** START **

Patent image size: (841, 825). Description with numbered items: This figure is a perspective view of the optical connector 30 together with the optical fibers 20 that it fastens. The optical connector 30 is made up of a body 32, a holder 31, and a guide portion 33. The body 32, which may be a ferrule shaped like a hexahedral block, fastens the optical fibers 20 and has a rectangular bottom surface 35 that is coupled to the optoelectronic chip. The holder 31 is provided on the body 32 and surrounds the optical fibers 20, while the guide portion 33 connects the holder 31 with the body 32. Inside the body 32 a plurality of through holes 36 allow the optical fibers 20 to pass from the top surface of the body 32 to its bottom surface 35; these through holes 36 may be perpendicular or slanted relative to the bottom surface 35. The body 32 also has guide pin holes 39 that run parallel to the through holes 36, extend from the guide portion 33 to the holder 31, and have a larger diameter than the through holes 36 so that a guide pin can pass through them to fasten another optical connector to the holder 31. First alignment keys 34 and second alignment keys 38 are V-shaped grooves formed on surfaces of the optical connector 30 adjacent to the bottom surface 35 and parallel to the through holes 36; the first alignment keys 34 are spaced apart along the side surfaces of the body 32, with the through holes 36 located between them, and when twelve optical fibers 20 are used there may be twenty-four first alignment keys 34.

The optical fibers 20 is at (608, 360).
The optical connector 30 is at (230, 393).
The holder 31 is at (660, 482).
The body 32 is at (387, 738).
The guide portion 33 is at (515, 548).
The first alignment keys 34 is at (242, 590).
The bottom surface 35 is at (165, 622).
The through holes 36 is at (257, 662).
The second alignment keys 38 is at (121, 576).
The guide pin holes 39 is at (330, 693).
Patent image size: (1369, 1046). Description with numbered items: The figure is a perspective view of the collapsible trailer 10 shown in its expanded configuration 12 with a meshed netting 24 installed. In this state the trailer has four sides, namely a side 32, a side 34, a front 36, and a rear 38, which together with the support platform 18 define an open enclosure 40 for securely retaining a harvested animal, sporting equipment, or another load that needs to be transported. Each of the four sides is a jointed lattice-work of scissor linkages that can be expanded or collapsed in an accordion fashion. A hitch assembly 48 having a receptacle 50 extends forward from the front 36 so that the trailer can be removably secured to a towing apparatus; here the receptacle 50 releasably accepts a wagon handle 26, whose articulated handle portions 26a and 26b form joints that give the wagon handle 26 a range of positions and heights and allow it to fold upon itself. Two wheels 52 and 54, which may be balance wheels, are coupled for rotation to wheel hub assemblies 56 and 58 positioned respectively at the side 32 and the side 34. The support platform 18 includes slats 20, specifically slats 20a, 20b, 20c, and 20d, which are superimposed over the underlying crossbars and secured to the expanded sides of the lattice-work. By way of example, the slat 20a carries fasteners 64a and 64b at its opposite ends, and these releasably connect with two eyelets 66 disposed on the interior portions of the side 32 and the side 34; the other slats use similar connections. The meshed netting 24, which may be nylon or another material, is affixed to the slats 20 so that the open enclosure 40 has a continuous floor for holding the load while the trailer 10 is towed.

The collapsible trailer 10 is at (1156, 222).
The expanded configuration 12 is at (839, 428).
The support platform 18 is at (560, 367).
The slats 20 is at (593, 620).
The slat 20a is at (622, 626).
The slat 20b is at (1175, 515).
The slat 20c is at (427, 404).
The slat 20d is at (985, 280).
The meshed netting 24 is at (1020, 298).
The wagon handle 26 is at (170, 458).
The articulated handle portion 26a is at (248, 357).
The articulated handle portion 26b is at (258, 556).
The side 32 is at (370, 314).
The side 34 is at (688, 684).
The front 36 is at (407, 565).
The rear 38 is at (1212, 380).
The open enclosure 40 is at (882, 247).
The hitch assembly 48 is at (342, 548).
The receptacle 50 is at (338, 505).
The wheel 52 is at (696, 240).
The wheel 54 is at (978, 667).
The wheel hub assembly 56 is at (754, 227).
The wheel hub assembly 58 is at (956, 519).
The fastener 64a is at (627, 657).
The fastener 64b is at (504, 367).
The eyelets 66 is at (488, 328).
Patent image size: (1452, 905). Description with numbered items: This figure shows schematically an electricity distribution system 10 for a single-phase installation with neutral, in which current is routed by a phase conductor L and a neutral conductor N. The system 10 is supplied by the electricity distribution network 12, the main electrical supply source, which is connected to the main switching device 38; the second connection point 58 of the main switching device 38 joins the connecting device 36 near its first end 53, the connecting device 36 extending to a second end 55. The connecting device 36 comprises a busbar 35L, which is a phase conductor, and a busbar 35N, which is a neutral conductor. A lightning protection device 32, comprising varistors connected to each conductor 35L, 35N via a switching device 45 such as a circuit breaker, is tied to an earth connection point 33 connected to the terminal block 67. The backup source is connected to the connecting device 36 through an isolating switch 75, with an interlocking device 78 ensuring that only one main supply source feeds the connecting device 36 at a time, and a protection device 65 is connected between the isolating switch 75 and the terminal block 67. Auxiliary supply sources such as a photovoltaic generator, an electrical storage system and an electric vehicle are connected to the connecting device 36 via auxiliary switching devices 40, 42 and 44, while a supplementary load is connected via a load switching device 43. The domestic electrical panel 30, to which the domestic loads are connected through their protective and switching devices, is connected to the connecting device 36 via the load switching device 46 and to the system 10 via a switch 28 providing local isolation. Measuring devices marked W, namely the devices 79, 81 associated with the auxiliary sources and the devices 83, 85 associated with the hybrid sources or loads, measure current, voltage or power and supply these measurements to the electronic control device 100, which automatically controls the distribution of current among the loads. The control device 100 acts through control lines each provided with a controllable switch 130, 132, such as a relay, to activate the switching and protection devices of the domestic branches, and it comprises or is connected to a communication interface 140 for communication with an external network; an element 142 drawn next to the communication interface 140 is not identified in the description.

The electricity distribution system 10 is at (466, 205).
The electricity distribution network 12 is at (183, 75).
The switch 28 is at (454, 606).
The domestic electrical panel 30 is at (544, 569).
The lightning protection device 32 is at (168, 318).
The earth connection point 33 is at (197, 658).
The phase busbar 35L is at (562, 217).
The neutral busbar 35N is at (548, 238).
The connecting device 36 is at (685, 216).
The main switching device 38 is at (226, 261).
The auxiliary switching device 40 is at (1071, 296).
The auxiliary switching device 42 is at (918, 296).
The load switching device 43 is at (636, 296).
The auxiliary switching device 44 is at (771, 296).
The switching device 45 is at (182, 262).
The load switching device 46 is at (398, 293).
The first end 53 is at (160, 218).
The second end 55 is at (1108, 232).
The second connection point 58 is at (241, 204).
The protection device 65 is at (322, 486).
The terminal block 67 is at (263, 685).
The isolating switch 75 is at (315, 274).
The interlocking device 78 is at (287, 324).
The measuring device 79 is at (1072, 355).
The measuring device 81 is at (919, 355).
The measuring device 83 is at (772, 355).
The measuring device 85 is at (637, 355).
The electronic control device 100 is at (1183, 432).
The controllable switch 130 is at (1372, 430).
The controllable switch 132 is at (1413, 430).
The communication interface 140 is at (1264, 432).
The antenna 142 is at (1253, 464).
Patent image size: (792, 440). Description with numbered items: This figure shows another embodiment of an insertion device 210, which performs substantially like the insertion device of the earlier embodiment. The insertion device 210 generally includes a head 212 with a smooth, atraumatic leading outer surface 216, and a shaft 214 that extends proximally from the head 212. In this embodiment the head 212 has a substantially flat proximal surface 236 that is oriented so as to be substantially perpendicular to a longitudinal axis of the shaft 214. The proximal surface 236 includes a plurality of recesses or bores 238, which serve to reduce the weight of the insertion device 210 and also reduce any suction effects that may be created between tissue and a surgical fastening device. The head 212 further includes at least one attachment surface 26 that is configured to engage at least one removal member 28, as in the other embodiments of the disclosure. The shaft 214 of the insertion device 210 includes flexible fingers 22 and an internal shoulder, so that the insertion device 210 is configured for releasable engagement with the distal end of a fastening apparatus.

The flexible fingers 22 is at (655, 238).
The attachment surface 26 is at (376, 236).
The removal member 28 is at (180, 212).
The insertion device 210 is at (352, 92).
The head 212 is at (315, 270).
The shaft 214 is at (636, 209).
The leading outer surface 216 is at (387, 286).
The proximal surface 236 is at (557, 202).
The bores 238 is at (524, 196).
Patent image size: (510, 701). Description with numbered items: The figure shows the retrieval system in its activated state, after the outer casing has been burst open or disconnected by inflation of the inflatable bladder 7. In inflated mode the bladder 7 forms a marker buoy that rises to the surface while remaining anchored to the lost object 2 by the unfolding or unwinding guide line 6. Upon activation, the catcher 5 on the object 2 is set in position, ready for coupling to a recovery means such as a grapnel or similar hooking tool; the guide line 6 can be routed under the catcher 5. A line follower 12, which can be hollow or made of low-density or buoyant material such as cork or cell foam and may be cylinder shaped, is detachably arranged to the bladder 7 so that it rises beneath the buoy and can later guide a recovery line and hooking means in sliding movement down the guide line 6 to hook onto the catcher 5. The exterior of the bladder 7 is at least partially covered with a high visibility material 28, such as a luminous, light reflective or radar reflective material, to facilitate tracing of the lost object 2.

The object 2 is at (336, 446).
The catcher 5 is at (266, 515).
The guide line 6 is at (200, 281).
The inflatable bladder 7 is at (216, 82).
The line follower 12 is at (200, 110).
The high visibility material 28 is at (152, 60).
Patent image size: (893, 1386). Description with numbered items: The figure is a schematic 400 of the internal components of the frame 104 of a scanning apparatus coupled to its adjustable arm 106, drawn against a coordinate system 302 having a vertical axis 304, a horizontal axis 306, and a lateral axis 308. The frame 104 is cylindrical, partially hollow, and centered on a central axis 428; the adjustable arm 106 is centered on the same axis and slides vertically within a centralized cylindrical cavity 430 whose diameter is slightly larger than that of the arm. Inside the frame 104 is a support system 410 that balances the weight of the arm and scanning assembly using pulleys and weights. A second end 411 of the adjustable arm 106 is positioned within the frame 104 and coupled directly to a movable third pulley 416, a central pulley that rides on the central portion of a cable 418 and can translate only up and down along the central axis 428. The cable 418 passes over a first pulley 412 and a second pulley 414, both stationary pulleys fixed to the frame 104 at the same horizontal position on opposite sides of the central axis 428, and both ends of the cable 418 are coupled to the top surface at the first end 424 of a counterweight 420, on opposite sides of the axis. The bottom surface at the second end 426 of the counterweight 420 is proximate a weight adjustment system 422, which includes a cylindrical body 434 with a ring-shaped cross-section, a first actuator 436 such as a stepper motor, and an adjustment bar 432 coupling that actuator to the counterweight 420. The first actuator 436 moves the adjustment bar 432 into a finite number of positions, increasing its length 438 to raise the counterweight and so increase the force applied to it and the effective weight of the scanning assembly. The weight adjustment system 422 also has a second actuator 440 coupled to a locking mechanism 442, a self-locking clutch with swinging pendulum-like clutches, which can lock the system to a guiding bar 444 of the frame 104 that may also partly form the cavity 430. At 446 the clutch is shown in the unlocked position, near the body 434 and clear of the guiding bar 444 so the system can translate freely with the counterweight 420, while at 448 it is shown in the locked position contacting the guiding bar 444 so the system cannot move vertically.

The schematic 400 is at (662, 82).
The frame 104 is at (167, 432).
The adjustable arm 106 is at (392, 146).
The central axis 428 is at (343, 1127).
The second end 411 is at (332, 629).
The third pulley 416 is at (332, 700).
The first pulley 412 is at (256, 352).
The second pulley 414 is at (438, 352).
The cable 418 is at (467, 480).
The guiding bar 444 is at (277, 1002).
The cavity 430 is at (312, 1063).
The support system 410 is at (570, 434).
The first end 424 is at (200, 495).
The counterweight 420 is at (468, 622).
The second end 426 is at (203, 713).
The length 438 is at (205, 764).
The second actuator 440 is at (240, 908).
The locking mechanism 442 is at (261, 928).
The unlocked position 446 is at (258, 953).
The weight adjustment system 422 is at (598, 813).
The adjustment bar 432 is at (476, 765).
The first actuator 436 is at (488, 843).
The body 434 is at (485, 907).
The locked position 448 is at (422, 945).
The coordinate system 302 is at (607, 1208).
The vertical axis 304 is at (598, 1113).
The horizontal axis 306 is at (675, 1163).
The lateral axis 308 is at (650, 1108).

** END **

WHAT TO WORK ON.
Reproduce the rows above word for word, from the first line of the rows through the line containing "The guide pin holes 39 is at (330, 693).".

TASK RESPONSE.
Patent image size: (841, 825). Description with numbered items: This figure is a perspective view of the optical connector 30 together with the optical fibers 20 that it fastens. The optical connector 30 is made up of a body 32, a holder 31, and a guide portion 33. The body 32, which may be a ferrule shaped like a hexahedral block, fastens the optical fibers 20 and has a rectangular bottom surface 35 that is coupled to the optoelectronic chip. The holder 31 is provided on the body 32 and surrounds the optical fibers 20, while the guide portion 33 connects the holder 31 with the body 32. Inside the body 32 a plurality of through holes 36 allow the optical fibers 20 to pass from the top surface of the body 32 to its bottom surface 35; these through holes 36 may be perpendicular or slanted relative to the bottom surface 35. The body 32 also has guide pin holes 39 that run parallel to the through holes 36, extend from the guide portion 33 to the holder 31, and have a larger diameter than the through holes 36 so that a guide pin can pass through them to fasten another optical connector to the holder 31. First alignment keys 34 and second alignment keys 38 are V-shaped grooves formed on surfaces of the optical connector 30 adjacent to the bottom surface 35 and parallel to the through holes 36; the first alignment keys 34 are spaced apart along the side surfaces of the body 32, with the through holes 36 located between them, and when twelve optical fibers 20 are used there may be twenty-four first alignment keys 34.

The optical fibers 20 is at (608, 360).
The optical connector 30 is at (230, 393).
The holder 31 is at (660, 482).
The body 32 is at (387, 738).
The guide portion 33 is at (515, 548).
The first alignment keys 34 is at (242, 590).
The bottom surface 35 is at (165, 622).
The through holes 36 is at (257, 662).
The second alignment keys 38 is at (121, 576).
The guide pin holes 39 is at (330, 693).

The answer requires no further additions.